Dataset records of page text

#####

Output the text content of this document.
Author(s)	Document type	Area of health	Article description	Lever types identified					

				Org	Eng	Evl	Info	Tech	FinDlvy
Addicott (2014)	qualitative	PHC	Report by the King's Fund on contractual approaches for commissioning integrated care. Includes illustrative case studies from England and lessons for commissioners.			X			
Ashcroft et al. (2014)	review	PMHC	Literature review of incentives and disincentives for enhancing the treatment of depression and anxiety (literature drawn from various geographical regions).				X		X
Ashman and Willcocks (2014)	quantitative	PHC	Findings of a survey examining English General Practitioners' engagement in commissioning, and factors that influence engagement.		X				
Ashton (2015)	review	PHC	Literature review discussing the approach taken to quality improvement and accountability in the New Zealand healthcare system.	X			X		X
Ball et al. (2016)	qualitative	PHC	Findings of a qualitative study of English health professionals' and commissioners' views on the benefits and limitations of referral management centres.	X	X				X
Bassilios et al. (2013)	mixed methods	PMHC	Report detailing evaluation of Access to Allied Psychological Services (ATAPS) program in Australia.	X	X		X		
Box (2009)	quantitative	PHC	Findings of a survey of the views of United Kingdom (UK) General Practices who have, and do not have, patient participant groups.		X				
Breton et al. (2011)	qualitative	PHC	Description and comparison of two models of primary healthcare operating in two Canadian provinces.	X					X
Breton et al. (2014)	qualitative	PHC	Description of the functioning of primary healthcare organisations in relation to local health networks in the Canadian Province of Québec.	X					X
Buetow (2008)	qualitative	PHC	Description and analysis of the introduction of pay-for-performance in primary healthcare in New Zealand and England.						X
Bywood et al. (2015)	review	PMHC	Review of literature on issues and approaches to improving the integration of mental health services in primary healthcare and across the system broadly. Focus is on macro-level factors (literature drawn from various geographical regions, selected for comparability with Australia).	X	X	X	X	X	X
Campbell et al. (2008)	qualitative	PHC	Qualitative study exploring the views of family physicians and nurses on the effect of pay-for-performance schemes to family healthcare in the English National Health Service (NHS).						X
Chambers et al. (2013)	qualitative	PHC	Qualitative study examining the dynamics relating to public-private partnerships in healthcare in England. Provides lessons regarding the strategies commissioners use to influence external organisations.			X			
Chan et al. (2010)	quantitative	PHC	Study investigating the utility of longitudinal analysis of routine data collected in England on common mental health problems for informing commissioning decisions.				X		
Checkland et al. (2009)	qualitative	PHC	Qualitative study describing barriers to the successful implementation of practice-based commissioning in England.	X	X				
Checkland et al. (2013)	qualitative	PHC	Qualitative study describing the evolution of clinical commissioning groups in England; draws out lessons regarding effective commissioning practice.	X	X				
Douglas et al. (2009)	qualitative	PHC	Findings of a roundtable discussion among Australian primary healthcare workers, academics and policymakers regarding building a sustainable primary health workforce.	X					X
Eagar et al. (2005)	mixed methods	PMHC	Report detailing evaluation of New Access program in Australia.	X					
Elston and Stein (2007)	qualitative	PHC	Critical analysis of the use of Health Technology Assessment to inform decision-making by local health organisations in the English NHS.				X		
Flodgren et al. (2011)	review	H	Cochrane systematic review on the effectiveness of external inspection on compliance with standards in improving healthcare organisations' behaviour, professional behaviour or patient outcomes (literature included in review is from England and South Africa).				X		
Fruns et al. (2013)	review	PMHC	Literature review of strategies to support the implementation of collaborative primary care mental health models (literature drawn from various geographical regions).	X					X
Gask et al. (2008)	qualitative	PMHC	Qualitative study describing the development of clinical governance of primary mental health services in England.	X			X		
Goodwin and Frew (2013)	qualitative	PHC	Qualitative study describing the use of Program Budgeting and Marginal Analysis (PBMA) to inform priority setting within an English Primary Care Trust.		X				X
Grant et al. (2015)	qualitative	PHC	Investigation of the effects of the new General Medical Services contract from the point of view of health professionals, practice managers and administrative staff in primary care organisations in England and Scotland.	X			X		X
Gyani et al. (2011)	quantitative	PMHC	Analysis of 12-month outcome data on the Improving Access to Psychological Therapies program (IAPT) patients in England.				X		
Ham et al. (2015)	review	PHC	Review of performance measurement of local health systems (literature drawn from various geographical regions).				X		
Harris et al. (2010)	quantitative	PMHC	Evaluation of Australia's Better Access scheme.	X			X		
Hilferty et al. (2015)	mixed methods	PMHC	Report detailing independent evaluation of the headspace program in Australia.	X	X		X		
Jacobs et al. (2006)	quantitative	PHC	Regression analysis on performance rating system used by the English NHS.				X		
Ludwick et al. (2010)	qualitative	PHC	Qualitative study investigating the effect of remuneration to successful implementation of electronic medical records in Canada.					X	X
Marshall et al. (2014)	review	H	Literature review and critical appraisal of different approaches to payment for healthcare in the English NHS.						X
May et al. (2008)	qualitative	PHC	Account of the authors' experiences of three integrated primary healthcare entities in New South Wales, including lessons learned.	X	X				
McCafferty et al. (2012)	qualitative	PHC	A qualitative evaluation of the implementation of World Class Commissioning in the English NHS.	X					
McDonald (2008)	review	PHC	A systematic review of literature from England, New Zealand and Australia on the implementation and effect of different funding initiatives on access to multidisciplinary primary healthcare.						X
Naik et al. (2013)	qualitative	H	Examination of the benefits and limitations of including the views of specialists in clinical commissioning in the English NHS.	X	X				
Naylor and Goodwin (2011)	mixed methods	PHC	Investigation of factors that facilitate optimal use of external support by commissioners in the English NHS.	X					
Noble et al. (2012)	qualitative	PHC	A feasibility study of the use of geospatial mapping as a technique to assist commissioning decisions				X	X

#####

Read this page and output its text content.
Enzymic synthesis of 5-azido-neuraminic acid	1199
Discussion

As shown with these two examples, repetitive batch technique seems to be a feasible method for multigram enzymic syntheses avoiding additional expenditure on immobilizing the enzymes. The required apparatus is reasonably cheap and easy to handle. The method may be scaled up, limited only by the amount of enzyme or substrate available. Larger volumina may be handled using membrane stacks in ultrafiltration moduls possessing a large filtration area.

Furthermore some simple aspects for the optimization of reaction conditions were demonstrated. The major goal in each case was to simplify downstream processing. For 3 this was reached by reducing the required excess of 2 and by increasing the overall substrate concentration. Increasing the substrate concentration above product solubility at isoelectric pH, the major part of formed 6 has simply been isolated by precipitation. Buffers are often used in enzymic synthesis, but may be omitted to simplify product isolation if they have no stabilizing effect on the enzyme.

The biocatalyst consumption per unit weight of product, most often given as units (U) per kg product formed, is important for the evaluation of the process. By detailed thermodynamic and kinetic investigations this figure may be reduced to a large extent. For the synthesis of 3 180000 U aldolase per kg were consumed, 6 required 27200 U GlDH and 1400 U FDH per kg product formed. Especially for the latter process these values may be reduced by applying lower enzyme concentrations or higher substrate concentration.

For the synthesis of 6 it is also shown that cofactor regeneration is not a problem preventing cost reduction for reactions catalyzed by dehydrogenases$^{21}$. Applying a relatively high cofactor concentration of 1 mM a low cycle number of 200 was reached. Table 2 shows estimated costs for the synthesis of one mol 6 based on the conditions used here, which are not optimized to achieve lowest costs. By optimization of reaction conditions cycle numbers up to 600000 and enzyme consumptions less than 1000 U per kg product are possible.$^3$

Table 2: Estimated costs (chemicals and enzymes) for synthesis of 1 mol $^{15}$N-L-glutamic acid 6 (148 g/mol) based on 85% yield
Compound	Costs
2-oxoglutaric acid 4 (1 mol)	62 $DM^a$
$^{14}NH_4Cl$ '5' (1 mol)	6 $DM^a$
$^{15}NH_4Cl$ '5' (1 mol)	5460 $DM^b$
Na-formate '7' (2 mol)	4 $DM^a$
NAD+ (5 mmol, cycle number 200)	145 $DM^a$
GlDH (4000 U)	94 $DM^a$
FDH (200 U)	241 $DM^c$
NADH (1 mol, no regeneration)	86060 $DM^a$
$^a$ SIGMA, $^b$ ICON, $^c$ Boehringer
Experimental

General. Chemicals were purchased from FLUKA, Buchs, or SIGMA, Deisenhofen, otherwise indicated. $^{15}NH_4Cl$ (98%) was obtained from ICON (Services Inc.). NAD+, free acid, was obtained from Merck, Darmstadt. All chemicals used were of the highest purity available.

#####

Try it
Across the data, tally the lines containing "examining" and give back the number alone.

Reply to the exercise
2